▶ **Your objective**: The answer is one number: how many lines hold the string "annotation".

— BEGIN Records for the task —

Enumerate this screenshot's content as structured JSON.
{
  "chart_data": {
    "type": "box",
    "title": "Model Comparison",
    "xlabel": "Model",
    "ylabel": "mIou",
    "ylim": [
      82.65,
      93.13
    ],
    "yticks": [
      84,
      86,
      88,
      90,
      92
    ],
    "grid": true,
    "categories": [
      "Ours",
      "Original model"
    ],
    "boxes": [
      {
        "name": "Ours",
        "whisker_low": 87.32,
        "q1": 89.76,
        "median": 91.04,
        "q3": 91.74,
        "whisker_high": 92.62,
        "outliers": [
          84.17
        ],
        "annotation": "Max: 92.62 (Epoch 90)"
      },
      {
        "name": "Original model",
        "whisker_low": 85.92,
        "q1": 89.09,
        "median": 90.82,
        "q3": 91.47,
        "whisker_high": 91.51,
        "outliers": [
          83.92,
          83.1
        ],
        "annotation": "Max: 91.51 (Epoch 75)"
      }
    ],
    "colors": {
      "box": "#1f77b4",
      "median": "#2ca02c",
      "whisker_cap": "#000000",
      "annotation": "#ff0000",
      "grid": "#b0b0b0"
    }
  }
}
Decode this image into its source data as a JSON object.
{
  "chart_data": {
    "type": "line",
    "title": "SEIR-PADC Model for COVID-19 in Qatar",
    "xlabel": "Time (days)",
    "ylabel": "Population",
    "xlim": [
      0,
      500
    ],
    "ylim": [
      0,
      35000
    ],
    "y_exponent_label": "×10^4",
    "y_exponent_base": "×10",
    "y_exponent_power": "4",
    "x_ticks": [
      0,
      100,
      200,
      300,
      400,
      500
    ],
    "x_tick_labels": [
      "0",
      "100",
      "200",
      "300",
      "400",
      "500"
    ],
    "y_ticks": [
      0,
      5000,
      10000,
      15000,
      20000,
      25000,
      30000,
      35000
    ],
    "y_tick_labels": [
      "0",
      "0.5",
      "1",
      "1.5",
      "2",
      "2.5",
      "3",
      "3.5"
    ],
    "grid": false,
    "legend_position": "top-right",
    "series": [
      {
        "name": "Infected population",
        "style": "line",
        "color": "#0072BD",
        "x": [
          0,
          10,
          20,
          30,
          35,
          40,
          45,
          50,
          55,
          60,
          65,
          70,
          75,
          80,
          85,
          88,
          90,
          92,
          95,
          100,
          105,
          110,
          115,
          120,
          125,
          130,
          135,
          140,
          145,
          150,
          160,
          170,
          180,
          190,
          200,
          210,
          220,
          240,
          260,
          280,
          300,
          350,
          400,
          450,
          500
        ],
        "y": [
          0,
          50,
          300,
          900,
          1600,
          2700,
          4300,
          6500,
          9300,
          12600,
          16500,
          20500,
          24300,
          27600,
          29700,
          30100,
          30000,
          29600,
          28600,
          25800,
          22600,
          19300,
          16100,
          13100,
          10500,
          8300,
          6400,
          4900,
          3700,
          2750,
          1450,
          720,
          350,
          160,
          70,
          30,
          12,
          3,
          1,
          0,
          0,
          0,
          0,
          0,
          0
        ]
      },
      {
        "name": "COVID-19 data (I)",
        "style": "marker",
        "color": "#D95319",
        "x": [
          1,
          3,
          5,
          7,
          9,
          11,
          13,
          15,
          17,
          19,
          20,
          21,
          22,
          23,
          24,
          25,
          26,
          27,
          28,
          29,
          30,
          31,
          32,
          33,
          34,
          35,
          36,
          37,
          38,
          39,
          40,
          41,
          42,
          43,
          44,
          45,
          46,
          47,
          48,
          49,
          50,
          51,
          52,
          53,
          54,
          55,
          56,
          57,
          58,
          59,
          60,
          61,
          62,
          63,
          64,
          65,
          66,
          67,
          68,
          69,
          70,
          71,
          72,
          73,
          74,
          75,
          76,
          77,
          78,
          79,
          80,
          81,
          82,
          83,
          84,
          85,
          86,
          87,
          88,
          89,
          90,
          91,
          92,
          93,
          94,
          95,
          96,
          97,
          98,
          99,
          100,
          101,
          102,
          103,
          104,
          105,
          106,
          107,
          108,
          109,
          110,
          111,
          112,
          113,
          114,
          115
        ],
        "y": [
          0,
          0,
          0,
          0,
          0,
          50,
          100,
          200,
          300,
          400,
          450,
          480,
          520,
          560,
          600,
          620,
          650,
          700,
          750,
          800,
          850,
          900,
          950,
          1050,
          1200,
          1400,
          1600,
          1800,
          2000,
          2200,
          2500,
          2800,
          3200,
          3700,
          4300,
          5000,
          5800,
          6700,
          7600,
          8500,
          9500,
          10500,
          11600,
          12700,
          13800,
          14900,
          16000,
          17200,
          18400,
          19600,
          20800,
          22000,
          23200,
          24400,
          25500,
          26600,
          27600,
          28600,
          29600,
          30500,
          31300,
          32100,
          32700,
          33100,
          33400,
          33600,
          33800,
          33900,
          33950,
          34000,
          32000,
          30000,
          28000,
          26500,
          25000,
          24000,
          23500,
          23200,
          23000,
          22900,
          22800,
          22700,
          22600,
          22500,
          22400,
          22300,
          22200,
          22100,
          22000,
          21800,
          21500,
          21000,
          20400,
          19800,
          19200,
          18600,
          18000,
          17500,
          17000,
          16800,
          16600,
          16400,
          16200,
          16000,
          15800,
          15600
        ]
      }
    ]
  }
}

— END Records for the task —

▶ **Response to the task**: 3